Record list:

* Start *

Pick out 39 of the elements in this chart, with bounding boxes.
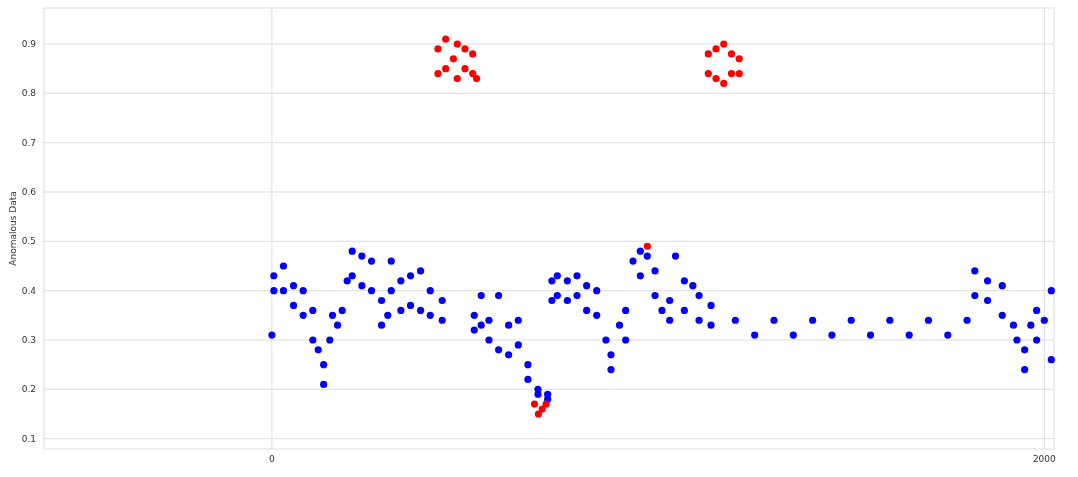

* End *
* Start *

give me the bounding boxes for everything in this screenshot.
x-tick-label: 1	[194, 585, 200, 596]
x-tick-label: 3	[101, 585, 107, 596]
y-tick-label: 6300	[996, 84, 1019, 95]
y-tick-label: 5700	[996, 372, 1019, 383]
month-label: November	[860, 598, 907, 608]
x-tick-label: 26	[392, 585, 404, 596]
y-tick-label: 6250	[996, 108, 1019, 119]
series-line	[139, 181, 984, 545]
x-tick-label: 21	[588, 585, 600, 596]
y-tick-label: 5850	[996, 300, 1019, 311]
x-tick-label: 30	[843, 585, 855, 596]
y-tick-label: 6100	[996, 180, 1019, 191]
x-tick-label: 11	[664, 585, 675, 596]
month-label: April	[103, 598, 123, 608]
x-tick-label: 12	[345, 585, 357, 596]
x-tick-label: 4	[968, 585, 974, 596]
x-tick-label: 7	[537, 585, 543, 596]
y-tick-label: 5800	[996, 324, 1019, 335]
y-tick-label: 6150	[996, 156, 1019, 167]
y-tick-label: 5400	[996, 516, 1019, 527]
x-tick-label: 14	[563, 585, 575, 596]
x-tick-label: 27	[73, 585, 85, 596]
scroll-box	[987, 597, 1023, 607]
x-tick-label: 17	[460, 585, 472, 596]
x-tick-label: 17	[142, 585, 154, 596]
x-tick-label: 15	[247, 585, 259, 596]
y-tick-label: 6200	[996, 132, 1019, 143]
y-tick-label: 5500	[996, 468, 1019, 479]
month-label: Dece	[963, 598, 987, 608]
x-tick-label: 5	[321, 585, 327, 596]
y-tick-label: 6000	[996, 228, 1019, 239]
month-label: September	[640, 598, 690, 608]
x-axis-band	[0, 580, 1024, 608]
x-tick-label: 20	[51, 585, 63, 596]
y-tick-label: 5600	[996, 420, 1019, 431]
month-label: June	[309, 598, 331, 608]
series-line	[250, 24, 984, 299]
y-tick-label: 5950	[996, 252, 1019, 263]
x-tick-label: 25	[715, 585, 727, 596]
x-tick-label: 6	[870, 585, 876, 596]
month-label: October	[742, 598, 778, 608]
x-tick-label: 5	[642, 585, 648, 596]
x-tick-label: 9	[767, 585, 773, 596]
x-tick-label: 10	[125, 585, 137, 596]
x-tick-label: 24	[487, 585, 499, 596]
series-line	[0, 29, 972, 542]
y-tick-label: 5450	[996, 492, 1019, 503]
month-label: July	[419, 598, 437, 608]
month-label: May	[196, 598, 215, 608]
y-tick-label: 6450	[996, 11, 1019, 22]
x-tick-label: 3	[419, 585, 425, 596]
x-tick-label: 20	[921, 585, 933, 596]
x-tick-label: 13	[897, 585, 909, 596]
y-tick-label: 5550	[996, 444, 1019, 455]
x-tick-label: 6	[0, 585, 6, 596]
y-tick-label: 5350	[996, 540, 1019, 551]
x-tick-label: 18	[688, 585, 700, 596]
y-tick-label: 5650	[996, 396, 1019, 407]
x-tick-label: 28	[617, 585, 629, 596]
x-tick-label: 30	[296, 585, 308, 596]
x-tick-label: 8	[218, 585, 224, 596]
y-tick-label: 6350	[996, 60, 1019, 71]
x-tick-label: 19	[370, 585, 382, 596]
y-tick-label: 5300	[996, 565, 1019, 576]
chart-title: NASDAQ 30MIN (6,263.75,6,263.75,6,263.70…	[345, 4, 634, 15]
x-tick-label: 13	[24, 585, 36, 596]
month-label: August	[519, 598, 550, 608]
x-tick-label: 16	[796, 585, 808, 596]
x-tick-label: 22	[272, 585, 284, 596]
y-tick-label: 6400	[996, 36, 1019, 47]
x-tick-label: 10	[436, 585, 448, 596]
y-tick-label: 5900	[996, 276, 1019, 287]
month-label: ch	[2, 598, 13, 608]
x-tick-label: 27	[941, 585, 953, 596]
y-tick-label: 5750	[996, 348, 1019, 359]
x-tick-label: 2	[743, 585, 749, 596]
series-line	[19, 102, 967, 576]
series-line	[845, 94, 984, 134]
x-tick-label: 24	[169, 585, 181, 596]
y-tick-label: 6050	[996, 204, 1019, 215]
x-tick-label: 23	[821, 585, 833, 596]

* End *

The problem:
Switch "month-label" to "date-label" in the rows from the line that contains "give me the" through the line that contains "396, 1019, 407]", both included. Give back only those lines with that word replaced and everything else left unchanged.

Answer below:
give me the bounding boxes for everything in this screenshot.
x-tick-label: 1	[194, 585, 200, 596]
x-tick-label: 3	[101, 585, 107, 596]
y-tick-label: 6300	[996, 84, 1019, 95]
y-tick-label: 5700	[996, 372, 1019, 383]
date-label: November	[860, 598, 907, 608]
x-tick-label: 26	[392, 585, 404, 596]
y-tick-label: 6250	[996, 108, 1019, 119]
series-line	[139, 181, 984, 545]
x-tick-label: 21	[588, 585, 600, 596]
y-tick-label: 5850	[996, 300, 1019, 311]
x-tick-label: 30	[843, 585, 855, 596]
y-tick-label: 6100	[996, 180, 1019, 191]
x-tick-label: 11	[664, 585, 675, 596]
date-label: April	[103, 598, 123, 608]
x-tick-label: 12	[345, 585, 357, 596]
x-tick-label: 4	[968, 585, 974, 596]
x-tick-label: 7	[537, 585, 543, 596]
y-tick-label: 5800	[996, 324, 1019, 335]
y-tick-label: 6150	[996, 156, 1019, 167]
y-tick-label: 5400	[996, 516, 1019, 527]
x-tick-label: 14	[563, 585, 575, 596]
x-tick-label: 27	[73, 585, 85, 596]
scroll-box	[987, 597, 1023, 607]
x-tick-label: 17	[460, 585, 472, 596]
x-tick-label: 17	[142, 585, 154, 596]
x-tick-label: 15	[247, 585, 259, 596]
y-tick-label: 6200	[996, 132, 1019, 143]
y-tick-label: 5500	[996, 468, 1019, 479]
date-label: Dece	[963, 598, 987, 608]
x-tick-label: 5	[321, 585, 327, 596]
y-tick-label: 6000	[996, 228, 1019, 239]
date-label: September	[640, 598, 690, 608]
x-axis-band	[0, 580, 1024, 608]
x-tick-label: 20	[51, 585, 63, 596]
y-tick-label: 5600	[996, 420, 1019, 431]
date-label: June	[309, 598, 331, 608]
series-line	[250, 24, 984, 299]
y-tick-label: 5950	[996, 252, 1019, 263]
x-tick-label: 25	[715, 585, 727, 596]
x-tick-label: 6	[870, 585, 876, 596]
date-label: October	[742, 598, 778, 608]
x-tick-label: 5	[642, 585, 648, 596]
x-tick-label: 9	[767, 585, 773, 596]
x-tick-label: 10	[125, 585, 137, 596]
x-tick-label: 24	[487, 585, 499, 596]
series-line	[0, 29, 972, 542]
y-tick-label: 5450	[996, 492, 1019, 503]
date-label: July	[419, 598, 437, 608]
date-label: May	[196, 598, 215, 608]
y-tick-label: 6450	[996, 11, 1019, 22]
x-tick-label: 3	[419, 585, 425, 596]
x-tick-label: 20	[921, 585, 933, 596]
x-tick-label: 13	[897, 585, 909, 596]
y-tick-label: 5550	[996, 444, 1019, 455]
x-tick-label: 6	[0, 585, 6, 596]
y-tick-label: 5350	[996, 540, 1019, 551]
x-tick-label: 18	[688, 585, 700, 596]
y-tick-label: 5650	[996, 396, 1019, 407]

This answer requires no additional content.